GOAL OF THE EXERCISE: Where a line contains the word "Chance", copy that line.

INFORMATION GIVEN:
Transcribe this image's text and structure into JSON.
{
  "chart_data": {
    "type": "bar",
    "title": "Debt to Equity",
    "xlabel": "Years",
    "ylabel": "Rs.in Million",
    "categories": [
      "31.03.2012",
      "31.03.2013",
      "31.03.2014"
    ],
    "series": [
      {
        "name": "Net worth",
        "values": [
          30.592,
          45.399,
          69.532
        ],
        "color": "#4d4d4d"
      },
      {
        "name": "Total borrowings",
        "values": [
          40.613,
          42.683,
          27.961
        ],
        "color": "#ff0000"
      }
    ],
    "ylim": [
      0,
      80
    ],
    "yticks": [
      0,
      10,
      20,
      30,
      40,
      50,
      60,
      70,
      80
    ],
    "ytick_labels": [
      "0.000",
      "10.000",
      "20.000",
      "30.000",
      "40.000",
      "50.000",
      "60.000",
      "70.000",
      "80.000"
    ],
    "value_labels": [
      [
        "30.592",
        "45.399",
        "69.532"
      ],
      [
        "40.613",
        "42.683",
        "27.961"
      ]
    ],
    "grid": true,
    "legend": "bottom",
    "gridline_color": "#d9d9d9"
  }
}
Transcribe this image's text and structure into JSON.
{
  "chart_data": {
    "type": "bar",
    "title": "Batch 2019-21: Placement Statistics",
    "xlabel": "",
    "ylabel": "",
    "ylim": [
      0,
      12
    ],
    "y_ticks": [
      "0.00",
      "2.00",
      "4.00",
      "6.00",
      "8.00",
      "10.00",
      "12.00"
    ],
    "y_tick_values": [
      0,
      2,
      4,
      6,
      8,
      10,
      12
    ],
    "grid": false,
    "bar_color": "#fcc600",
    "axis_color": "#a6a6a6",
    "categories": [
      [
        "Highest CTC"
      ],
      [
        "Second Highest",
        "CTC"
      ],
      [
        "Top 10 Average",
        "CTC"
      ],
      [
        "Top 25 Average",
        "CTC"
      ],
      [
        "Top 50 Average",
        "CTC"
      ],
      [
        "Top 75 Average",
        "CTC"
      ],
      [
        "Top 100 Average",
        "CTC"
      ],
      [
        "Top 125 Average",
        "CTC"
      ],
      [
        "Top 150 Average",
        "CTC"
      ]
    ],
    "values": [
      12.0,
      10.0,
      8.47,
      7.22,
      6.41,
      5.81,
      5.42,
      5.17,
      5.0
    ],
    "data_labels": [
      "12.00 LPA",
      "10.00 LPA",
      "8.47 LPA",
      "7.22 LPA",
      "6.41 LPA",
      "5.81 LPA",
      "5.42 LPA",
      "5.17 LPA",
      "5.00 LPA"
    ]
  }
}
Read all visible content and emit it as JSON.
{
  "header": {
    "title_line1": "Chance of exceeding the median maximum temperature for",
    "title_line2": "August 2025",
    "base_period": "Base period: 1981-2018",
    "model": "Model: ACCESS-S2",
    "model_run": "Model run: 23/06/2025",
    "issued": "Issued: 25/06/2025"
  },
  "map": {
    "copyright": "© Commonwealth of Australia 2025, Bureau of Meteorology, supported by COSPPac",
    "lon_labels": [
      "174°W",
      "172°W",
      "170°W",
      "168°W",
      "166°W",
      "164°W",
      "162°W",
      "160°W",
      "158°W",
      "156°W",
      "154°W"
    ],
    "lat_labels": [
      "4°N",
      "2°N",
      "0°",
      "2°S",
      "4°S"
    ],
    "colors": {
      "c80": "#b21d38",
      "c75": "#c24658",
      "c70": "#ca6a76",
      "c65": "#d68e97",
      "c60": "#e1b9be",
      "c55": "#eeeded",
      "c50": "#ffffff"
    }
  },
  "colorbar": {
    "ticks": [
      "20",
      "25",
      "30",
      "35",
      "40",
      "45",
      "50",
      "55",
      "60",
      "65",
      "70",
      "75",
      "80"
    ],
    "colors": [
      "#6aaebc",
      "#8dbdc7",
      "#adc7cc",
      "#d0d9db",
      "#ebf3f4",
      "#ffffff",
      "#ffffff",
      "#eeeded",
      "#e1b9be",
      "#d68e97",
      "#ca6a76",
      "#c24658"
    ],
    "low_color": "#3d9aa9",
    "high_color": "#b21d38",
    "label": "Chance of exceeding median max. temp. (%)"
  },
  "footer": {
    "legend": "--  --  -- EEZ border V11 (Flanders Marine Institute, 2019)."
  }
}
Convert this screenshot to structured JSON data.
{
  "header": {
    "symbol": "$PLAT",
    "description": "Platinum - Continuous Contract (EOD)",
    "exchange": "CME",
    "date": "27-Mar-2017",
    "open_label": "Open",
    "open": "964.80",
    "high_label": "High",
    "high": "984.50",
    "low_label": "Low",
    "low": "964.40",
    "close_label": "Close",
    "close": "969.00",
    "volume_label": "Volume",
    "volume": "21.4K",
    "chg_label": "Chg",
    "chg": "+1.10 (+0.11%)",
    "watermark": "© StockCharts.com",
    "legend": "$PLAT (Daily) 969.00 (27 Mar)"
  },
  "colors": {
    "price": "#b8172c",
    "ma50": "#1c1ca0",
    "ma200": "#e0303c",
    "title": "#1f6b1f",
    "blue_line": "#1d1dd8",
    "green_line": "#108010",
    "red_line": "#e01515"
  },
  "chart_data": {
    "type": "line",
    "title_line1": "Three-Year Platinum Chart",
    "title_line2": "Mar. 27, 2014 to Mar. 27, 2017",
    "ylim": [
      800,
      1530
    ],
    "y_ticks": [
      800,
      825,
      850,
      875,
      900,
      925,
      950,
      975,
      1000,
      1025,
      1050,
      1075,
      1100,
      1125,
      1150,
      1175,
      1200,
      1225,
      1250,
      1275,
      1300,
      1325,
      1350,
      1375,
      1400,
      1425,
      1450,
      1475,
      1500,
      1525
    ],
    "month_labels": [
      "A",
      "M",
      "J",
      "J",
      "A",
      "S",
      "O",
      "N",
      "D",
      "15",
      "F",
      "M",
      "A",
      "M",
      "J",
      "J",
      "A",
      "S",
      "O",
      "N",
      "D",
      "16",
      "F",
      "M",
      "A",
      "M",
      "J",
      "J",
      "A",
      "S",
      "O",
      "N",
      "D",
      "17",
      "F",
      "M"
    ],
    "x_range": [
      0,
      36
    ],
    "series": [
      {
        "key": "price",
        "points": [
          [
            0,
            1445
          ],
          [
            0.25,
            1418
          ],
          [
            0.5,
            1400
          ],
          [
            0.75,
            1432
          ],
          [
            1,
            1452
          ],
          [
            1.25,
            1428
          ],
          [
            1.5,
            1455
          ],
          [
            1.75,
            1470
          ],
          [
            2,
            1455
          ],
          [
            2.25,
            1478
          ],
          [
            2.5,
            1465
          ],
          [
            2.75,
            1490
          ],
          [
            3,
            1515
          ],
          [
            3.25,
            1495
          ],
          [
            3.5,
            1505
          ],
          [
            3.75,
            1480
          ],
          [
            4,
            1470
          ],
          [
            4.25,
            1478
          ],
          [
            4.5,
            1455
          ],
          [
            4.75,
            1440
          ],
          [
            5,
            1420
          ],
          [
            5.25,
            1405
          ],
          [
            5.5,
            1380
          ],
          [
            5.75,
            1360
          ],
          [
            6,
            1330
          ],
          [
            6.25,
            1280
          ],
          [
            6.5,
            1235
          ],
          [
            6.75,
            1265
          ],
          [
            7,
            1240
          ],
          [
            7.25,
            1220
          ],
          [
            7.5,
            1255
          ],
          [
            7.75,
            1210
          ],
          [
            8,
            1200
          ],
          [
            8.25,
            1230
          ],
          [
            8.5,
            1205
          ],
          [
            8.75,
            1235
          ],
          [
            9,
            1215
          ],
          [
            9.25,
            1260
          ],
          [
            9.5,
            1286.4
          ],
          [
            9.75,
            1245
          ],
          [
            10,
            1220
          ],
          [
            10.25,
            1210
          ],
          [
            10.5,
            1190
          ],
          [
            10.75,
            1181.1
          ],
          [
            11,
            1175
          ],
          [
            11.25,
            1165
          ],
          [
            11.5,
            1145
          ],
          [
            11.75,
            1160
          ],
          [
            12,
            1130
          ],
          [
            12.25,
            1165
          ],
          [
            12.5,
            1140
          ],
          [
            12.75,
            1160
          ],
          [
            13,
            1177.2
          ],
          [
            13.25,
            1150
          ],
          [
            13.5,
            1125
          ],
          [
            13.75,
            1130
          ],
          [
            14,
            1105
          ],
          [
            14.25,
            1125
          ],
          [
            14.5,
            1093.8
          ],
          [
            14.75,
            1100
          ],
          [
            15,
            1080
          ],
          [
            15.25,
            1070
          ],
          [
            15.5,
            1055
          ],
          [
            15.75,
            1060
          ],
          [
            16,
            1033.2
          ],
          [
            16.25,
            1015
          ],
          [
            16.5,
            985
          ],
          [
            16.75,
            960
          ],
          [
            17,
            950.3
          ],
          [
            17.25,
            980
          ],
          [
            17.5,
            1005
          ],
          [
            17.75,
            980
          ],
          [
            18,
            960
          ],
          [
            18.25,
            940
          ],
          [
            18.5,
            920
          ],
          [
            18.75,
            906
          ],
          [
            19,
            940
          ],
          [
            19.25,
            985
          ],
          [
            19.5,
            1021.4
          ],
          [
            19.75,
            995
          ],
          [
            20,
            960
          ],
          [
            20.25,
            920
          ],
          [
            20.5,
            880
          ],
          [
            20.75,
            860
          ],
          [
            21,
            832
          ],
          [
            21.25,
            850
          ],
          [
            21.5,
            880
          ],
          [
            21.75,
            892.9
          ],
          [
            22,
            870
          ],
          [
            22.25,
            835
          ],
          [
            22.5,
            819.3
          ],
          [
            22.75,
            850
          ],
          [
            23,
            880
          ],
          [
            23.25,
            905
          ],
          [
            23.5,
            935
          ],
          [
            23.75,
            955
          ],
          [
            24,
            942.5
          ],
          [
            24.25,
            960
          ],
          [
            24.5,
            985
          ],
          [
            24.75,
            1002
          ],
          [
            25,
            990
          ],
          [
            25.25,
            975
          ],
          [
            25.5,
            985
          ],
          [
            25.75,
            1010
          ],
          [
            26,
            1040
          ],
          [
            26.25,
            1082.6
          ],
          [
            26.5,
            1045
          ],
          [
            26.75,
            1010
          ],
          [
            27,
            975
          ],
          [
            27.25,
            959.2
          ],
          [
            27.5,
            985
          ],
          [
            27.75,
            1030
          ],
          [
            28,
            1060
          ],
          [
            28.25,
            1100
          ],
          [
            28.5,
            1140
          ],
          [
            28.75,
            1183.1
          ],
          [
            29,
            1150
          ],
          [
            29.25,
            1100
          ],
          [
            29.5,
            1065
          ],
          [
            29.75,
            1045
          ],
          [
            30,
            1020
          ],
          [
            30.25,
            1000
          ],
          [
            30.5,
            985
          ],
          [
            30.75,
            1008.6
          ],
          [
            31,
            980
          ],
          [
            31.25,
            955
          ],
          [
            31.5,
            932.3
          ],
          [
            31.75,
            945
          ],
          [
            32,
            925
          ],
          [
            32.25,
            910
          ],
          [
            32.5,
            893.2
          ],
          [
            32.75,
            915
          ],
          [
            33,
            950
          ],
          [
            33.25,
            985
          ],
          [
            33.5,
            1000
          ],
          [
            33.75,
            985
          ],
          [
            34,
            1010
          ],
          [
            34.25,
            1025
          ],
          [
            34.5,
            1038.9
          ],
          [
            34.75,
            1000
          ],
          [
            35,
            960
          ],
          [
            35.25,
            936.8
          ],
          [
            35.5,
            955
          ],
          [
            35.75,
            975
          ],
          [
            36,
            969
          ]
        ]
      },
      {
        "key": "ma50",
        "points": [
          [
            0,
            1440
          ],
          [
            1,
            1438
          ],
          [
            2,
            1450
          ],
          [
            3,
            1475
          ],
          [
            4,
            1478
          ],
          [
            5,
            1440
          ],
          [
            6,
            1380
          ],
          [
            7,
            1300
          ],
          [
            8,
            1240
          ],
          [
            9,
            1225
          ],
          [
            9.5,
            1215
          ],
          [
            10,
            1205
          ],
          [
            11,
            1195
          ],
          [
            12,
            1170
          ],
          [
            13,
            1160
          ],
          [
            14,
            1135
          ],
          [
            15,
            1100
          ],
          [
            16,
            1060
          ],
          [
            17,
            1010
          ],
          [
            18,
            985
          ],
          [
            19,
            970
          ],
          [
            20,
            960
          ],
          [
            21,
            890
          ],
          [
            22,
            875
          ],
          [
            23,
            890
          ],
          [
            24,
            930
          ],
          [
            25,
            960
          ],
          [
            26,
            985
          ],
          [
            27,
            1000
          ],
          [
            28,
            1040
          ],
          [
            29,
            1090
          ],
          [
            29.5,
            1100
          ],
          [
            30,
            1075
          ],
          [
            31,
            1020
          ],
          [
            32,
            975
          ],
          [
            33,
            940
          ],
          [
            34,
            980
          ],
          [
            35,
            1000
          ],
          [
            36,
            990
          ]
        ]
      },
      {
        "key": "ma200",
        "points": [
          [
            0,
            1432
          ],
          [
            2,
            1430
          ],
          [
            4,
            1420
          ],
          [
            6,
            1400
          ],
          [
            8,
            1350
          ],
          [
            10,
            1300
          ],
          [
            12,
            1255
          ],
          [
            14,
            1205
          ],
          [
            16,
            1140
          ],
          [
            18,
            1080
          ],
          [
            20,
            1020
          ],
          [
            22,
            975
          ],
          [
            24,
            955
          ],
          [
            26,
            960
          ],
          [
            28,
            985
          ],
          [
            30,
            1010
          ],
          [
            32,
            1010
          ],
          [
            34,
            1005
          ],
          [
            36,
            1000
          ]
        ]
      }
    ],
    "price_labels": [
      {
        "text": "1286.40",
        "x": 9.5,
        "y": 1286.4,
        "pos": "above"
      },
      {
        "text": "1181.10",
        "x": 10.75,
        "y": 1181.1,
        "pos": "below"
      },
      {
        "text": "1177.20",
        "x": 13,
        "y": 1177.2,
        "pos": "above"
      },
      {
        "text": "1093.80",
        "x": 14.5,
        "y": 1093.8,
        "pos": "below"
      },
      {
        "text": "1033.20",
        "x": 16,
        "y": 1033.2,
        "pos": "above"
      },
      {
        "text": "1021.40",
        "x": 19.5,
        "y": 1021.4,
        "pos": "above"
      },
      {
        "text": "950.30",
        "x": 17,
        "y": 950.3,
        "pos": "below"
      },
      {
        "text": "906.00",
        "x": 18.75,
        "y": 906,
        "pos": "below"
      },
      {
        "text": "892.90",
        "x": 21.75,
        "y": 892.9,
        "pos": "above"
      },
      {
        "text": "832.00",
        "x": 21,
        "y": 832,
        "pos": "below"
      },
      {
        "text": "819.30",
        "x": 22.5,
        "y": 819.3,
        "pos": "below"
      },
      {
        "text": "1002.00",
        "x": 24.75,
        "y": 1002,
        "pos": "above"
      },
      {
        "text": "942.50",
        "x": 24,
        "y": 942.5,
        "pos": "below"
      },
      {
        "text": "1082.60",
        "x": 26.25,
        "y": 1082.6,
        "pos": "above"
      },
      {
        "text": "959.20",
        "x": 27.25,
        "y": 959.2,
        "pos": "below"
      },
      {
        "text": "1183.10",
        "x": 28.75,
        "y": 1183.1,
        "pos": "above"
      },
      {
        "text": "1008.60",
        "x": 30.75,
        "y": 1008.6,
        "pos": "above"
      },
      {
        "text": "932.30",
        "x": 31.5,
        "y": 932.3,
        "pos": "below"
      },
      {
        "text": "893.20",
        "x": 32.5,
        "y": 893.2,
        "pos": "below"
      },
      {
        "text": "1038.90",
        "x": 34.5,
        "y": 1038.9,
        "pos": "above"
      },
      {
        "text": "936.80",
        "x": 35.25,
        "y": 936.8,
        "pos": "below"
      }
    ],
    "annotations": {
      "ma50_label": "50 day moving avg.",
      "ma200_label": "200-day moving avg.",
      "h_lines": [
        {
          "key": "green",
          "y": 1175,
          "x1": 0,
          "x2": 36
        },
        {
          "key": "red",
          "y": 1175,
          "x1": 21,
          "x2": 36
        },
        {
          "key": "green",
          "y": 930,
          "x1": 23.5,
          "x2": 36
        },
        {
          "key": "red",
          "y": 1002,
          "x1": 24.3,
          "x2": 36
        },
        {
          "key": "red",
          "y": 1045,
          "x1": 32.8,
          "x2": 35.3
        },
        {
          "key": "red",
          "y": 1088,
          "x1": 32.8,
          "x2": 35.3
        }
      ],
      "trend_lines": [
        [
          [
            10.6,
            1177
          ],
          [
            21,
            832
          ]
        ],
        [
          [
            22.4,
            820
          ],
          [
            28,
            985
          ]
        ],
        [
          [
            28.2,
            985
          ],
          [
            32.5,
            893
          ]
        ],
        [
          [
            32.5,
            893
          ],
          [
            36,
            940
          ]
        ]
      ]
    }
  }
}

EXERCISE RESULT:
    "title_line1": "Chance of exceeding the median maximum temperature for",
    "label": "Chance of exceeding median max. temp. (%)"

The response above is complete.